** Begin DATA TO PROCESS **

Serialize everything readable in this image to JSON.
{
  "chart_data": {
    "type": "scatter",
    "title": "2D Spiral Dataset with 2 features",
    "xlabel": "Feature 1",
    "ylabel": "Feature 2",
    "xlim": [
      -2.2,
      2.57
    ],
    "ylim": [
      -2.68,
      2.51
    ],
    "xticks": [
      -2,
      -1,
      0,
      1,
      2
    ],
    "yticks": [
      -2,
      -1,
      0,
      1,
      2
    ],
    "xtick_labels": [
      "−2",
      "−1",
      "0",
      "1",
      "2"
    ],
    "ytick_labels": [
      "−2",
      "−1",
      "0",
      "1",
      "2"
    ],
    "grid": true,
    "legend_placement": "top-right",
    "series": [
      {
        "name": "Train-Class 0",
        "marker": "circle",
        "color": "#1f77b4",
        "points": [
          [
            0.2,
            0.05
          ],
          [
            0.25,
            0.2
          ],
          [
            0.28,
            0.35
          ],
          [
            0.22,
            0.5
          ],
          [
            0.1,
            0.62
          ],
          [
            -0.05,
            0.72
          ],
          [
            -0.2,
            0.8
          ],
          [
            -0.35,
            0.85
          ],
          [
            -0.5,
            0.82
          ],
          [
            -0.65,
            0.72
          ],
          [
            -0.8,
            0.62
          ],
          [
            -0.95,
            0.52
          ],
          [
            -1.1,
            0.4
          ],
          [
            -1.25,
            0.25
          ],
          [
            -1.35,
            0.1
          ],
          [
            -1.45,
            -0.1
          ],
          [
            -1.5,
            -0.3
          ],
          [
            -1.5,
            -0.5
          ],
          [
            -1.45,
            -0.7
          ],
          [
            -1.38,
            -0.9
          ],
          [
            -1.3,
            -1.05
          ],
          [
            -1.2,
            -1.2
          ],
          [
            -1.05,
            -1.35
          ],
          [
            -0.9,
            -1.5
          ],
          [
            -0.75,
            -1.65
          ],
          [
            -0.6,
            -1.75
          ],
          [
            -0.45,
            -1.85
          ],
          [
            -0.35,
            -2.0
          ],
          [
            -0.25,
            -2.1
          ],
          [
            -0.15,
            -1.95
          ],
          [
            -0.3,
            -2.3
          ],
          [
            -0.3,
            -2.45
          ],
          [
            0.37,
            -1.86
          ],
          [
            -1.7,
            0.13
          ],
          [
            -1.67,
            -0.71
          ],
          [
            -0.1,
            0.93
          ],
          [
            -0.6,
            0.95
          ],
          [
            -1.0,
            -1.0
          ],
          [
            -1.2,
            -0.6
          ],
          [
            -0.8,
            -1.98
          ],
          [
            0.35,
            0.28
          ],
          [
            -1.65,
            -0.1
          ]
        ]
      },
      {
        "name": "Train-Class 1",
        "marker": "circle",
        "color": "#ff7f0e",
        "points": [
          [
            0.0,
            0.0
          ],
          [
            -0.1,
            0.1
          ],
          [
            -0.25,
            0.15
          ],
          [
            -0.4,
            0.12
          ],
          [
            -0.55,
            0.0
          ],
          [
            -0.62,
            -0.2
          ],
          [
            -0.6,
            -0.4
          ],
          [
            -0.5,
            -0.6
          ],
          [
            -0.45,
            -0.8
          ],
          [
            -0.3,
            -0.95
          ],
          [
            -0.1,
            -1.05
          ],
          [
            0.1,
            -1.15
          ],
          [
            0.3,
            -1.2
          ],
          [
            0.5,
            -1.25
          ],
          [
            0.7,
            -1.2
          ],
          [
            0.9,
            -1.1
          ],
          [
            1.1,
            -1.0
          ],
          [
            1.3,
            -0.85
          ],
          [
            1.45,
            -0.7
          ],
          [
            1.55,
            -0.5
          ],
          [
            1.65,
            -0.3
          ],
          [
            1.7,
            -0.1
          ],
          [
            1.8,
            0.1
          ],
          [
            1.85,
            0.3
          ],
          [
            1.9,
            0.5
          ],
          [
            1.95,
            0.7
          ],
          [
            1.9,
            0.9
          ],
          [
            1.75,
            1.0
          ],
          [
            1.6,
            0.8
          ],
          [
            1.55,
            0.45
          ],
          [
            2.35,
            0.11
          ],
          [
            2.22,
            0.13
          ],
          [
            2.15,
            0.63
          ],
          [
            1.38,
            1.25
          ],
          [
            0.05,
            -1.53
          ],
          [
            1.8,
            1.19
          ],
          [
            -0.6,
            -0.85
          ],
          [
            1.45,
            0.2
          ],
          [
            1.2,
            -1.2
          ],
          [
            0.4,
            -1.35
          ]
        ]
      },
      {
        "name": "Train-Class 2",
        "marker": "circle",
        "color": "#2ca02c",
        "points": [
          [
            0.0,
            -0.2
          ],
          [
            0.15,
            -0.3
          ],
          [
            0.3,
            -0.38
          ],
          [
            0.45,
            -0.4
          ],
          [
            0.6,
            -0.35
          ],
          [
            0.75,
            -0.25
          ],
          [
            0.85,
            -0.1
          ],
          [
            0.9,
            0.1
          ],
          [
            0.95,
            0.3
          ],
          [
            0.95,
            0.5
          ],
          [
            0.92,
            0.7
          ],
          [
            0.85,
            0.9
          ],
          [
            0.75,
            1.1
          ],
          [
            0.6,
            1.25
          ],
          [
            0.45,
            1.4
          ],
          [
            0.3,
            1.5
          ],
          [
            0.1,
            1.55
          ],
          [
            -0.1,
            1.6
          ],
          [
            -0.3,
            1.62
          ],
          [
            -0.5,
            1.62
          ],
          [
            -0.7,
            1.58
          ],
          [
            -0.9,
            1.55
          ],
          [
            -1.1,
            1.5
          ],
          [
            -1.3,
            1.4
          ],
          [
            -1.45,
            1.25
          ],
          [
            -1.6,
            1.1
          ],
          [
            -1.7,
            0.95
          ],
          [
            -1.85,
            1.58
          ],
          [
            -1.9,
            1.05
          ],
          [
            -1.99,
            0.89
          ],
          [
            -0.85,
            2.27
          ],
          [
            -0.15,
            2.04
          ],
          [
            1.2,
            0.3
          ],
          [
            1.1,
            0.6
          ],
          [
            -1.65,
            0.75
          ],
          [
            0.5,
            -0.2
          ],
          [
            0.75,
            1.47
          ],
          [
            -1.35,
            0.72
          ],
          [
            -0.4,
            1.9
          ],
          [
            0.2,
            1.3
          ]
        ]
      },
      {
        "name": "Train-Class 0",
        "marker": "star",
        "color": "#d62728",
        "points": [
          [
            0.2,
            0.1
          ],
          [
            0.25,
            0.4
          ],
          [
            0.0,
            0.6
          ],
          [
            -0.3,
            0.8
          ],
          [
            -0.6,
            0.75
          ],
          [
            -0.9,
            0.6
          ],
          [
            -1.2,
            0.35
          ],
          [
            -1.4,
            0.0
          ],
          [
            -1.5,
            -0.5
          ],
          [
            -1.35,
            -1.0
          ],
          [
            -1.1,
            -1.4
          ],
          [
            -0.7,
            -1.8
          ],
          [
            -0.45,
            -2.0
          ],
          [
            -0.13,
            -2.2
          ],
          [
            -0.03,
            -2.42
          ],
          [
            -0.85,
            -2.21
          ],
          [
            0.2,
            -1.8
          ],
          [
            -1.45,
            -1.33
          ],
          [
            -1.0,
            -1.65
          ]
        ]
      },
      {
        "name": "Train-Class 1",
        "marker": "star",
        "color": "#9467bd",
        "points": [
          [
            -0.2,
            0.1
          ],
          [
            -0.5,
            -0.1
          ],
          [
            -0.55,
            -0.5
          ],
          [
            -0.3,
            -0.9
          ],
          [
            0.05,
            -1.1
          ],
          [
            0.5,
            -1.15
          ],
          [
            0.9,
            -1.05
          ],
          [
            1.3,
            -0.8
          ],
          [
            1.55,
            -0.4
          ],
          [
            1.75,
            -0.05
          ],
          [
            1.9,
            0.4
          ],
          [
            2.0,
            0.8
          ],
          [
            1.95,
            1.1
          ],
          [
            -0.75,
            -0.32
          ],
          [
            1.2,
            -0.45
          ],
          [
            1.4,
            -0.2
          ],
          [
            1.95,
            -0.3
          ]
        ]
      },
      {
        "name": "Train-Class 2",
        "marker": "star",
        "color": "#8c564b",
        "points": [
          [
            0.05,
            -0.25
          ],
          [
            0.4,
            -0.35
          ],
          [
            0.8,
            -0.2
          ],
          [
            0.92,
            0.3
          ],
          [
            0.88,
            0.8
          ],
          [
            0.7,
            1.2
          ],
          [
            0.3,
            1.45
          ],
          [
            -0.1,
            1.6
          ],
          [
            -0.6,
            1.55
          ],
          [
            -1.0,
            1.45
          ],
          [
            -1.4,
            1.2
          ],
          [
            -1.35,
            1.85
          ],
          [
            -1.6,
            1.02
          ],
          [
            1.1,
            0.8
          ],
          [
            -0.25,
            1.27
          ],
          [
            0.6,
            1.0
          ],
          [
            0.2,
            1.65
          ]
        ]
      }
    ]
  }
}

** End DATA TO PROCESS **

INSTRUCTIONS FOR THE TASK:
Wherever "color" shows up in a line, copy that line.

SOLUTION TO THIS EXERCISE:
        "color": "#1f77b4",
        "color": "#ff7f0e",
        "color": "#2ca02c",
        "color": "#d62728",
        "color": "#9467bd",
        "color": "#8c564b",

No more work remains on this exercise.